Provided information –
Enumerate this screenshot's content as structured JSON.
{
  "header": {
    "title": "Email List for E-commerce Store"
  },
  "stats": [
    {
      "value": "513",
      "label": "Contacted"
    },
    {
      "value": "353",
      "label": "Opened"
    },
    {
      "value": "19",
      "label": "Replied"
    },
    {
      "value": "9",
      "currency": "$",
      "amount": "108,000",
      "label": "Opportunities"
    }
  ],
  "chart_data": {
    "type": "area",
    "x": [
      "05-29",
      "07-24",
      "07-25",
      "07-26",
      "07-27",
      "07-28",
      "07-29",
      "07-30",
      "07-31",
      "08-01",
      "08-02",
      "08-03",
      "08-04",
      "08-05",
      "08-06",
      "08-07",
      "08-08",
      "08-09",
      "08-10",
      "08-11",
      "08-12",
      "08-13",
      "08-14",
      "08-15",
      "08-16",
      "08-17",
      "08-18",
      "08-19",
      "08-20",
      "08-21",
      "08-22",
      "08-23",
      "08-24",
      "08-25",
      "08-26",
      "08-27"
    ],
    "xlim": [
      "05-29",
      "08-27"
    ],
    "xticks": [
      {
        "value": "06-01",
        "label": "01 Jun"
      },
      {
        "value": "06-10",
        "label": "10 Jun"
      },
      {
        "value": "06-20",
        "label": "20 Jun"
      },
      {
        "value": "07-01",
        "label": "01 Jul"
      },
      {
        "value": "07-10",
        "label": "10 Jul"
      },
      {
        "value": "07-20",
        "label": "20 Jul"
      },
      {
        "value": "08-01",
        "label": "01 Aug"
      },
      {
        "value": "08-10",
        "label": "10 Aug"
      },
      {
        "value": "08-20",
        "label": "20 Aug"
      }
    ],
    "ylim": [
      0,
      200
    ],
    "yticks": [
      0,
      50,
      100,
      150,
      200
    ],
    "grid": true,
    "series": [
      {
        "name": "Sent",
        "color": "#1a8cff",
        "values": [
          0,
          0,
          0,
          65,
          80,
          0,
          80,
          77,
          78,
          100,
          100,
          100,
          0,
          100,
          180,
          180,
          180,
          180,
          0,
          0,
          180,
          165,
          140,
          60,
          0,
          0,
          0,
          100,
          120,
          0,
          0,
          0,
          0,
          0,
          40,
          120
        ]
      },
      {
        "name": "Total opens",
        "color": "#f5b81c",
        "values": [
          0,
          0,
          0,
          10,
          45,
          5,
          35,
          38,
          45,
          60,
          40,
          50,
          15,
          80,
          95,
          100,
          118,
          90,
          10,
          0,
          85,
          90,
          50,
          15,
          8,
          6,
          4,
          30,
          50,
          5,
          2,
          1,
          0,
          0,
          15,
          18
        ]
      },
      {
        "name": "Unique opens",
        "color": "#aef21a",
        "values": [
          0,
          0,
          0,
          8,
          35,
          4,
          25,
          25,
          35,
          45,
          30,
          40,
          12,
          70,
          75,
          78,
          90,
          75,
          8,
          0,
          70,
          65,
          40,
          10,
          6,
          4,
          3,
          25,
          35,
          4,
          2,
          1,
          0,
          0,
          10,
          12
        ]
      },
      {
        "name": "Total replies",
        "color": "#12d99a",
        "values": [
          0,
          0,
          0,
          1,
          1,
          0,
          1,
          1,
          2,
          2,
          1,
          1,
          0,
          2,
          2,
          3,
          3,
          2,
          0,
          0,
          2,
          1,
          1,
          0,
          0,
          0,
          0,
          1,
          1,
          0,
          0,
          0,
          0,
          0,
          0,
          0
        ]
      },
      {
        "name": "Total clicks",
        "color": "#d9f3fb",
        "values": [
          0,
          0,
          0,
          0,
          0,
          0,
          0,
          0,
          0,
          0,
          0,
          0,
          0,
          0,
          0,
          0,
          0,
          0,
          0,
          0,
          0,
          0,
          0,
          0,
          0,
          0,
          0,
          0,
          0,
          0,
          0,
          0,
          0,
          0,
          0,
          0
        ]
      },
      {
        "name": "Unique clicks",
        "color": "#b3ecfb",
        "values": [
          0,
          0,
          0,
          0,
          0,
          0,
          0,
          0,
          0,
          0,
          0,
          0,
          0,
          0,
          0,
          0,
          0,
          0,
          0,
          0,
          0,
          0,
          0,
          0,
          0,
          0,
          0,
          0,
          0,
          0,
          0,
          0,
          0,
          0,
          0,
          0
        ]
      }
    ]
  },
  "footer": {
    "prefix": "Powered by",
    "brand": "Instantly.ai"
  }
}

What you have to do –
Extract all of the data above without altering anything.

The response –
Enumerate this screenshot's content as structured JSON.
{
  "header": {
    "title": "Email List for E-commerce Store"
  },
  "stats": [
    {
      "value": "513",
      "label": "Contacted"
    },
    {
      "value": "353",
      "label": "Opened"
    },
    {
      "value": "19",
      "label": "Replied"
    },
    {
      "value": "9",
      "currency": "$",
      "amount": "108,000",
      "label": "Opportunities"
    }
  ],
  "chart_data": {
    "type": "area",
    "x": [
      "05-29",
      "07-24",
      "07-25",
      "07-26",
      "07-27",
      "07-28",
      "07-29",
      "07-30",
      "07-31",
      "08-01",
      "08-02",
      "08-03",
      "08-04",
      "08-05",
      "08-06",
      "08-07",
      "08-08",
      "08-09",
      "08-10",
      "08-11",
      "08-12",
      "08-13",
      "08-14",
      "08-15",
      "08-16",
      "08-17",
      "08-18",
      "08-19",
      "08-20",
      "08-21",
      "08-22",
      "08-23",
      "08-24",
      "08-25",
      "08-26",
      "08-27"
    ],
    "xlim": [
      "05-29",
      "08-27"
    ],
    "xticks": [
      {
        "value": "06-01",
        "label": "01 Jun"
      },
      {
        "value": "06-10",
        "label": "10 Jun"
      },
      {
        "value": "06-20",
        "label": "20 Jun"
      },
      {
        "value": "07-01",
        "label": "01 Jul"
      },
      {
        "value": "07-10",
        "label": "10 Jul"
      },
      {
        "value": "07-20",
        "label": "20 Jul"
      },
      {
        "value": "08-01",
        "label": "01 Aug"
      },
      {
        "value": "08-10",
        "label": "10 Aug"
      },
      {
        "value": "08-20",
        "label": "20 Aug"
      }
    ],
    "ylim": [
      0,
      200
    ],
    "yticks": [
      0,
      50,
      100,
      150,
      200
    ],
    "grid": true,
    "series": [
      {
        "name": "Sent",
        "color": "#1a8cff",
        "values": [
          0,
          0,
          0,
          65,
          80,
          0,
          80,
          77,
          78,
          100,
          100,
          100,
          0,
          100,
          180,
          180,
          180,
          180,
          0,
          0,
          180,
          165,
          140,
          60,
          0,
          0,
          0,
          100,
          120,
          0,
          0,
          0,
          0,
          0,
          40,
          120
        ]
      },
      {
        "name": "Total opens",
        "color": "#f5b81c",
        "values": [
          0,
          0,
          0,
          10,
          45,
          5,
          35,
          38,
          45,
          60,
          40,
          50,
          15,
          80,
          95,
          100,
          118,
          90,
          10,
          0,
          85,
          90,
          50,
          15,
          8,
          6,
          4,
          30,
          50,
          5,
          2,
          1,
          0,
          0,
          15,
          18
        ]
      },
      {
        "name": "Unique opens",
        "color": "#aef21a",
        "values": [
          0,
          0,
          0,
          8,
          35,
          4,
          25,
          25,
          35,
          45,
          30,
          40,
          12,
          70,
          75,
          78,
          90,
          75,
          8,
          0,
          70,
          65,
          40,
          10,
          6,
          4,
          3,
          25,
          35,
          4,
          2,
          1,
          0,
          0,
          10,
          12
        ]
      },
      {
        "name": "Total replies",
        "color": "#12d99a",
        "values": [
          0,
          0,
          0,
          1,
          1,
          0,
          1,
          1,
          2,
          2,
          1,
          1,
          0,
          2,
          2,
          3,
          3,
          2,
          0,
          0,
          2,
          1,
          1,
          0,
          0,
          0,
          0,
          1,
          1,
          0,
          0,
          0,
          0,
          0,
          0,
          0
        ]
      },
      {
        "name": "Total clicks",
        "color": "#d9f3fb",
        "values": [
          0,
          0,
          0,
          0,
          0,
          0,
          0,
          0,
          0,
          0,
          0,
          0,
          0,
          0,
          0,
          0,
          0,
          0,
          0,
          0,
          0,
          0,
          0,
          0,
          0,
          0,
          0,
          0,
          0,
          0,
          0,
          0,
          0,
          0,
          0,
          0
        ]
      },
      {
        "name": "Unique clicks",
        "color": "#b3ecfb",
        "values": [
          0,
          0,
          0,
          0,
          0,
          0,
          0,
          0,
          0,
          0,
          0,
          0,
          0,
          0,
          0,
          0,
          0,
          0,
          0,
          0,
          0,
          0,
          0,
          0,
          0,
          0,
          0,
          0,
          0,
          0,
          0,
          0,
          0,
          0,
          0,
          0
        ]
      }
    ]
  },
  "footer": {
    "prefix": "Powered by",
    "brand": "Instantly.ai"
  }
}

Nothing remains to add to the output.